▸ EXERCISE INPUTS
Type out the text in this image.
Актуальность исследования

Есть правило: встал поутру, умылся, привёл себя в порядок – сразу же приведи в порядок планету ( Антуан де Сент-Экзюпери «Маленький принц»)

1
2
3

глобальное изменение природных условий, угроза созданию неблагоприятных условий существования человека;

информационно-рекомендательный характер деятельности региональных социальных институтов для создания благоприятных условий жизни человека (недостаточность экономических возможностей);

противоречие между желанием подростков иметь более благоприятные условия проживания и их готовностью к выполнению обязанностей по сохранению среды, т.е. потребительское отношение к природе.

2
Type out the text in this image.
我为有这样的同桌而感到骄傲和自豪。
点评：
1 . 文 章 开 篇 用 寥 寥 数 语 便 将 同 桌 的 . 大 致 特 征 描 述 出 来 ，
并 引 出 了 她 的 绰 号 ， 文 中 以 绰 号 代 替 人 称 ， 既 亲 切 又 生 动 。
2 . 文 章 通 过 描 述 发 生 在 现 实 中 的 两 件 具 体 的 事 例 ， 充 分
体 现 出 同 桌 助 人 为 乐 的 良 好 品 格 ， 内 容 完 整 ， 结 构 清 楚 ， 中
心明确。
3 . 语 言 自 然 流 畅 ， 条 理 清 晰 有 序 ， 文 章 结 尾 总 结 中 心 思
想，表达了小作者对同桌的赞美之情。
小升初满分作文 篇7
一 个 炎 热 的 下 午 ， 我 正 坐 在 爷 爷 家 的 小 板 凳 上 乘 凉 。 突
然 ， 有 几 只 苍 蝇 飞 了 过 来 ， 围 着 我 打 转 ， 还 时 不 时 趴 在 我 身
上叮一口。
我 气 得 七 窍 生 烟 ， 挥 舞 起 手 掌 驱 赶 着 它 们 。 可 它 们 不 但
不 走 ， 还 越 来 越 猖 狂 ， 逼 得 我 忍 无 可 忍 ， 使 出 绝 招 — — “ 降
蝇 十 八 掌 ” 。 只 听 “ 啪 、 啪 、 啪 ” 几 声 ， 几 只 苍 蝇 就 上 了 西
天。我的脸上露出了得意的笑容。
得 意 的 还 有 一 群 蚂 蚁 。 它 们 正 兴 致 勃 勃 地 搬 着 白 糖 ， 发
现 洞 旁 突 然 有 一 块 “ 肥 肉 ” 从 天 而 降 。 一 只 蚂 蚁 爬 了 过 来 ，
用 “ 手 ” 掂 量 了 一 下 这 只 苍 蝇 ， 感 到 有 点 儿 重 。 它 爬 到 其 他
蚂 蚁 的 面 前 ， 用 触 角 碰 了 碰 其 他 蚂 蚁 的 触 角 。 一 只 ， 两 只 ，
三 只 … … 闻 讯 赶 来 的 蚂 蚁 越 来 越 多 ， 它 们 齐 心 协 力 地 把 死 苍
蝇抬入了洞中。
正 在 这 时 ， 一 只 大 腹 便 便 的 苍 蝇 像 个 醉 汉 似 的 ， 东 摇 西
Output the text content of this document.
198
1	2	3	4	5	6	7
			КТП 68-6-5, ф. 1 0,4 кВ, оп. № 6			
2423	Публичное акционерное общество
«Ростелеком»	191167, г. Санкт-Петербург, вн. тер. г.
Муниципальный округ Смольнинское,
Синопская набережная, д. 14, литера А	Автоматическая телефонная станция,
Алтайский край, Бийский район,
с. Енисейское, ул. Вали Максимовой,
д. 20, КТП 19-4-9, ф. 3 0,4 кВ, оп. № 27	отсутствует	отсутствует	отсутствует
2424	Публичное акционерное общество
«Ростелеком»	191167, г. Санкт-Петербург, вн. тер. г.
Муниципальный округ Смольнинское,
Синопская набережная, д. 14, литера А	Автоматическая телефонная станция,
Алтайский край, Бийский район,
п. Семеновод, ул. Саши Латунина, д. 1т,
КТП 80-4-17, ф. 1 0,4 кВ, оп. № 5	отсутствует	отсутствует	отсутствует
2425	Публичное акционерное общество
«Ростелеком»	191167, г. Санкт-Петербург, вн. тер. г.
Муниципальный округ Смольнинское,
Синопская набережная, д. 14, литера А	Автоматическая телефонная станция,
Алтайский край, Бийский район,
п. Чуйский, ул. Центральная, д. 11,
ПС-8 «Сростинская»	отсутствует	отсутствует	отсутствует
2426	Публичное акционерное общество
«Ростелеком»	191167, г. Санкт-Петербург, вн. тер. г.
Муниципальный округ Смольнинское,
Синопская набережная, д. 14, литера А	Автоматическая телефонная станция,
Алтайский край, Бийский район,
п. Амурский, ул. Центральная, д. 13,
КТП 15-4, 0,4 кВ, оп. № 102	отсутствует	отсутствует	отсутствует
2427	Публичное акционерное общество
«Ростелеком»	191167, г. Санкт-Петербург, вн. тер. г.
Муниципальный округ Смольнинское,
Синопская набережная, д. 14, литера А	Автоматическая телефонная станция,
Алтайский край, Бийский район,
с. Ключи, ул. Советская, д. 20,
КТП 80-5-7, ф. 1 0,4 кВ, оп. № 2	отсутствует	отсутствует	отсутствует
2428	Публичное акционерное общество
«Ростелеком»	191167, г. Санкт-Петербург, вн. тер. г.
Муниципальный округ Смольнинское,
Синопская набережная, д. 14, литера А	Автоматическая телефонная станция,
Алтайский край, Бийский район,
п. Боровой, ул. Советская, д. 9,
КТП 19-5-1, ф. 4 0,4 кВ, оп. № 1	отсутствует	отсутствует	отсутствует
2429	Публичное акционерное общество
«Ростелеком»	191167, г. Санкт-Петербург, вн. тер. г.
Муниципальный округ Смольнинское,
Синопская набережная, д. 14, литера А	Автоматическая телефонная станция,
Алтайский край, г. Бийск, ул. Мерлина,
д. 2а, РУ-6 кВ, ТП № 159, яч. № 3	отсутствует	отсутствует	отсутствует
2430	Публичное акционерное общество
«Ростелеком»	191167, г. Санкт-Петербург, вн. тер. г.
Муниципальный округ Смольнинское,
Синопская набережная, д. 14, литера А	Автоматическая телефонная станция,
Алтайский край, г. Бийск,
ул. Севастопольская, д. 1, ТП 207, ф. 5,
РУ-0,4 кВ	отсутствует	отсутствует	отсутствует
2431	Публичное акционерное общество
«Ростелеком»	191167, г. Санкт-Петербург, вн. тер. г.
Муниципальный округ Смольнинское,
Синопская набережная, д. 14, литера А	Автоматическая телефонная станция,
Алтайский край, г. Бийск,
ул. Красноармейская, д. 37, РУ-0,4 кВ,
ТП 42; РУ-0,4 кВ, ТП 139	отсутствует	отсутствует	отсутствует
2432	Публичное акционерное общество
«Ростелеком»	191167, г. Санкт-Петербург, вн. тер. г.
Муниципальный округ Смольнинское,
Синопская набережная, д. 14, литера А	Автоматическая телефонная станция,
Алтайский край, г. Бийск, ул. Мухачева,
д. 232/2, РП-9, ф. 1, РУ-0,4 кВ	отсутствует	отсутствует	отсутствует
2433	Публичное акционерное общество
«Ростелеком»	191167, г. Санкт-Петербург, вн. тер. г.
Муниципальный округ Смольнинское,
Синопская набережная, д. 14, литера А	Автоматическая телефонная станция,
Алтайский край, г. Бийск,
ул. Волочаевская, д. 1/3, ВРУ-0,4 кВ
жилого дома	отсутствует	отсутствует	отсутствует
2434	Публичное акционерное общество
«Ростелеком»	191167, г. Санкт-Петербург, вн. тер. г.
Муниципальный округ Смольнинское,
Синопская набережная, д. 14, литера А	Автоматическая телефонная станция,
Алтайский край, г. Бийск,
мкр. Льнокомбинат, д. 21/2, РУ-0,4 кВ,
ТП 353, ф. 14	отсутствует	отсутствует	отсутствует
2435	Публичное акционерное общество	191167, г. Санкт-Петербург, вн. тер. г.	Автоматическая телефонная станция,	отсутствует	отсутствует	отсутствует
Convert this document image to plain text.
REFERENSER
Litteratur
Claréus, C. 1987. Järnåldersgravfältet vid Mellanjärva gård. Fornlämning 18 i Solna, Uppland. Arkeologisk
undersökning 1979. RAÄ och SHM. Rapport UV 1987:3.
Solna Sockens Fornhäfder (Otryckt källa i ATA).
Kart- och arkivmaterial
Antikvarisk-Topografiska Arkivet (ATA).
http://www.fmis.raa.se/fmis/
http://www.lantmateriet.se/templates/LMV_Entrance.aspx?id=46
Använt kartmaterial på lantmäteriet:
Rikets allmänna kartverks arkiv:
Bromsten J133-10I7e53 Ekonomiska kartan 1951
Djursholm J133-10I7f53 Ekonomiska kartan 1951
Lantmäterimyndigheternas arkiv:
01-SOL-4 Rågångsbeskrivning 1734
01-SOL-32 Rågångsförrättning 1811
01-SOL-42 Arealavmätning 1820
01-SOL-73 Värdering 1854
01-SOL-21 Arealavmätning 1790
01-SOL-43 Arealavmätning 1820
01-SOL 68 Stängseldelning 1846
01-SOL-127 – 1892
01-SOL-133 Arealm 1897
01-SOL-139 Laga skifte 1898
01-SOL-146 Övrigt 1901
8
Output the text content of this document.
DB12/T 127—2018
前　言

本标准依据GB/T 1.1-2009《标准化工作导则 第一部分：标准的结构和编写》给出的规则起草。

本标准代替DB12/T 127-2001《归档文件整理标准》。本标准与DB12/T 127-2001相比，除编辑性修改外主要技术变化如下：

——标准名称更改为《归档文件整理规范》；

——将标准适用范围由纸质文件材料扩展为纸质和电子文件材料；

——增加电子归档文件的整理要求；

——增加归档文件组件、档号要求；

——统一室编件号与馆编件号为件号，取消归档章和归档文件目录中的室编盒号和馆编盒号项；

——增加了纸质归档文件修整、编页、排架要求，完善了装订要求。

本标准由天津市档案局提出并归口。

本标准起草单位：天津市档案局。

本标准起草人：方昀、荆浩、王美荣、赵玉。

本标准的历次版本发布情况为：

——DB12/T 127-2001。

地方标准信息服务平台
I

▸ WHAT THE TASK ASKS
Search the lines above for the string "человека", then show every one that has it.

▸ THE RESULT
глобальное изменение природных условий, угроза созданию неблагоприятных условий существования человека;
информационно-рекомендательный характер деятельности региональных социальных институтов для создания благоприятных условий жизни человека (недостаточность экономических возможностей);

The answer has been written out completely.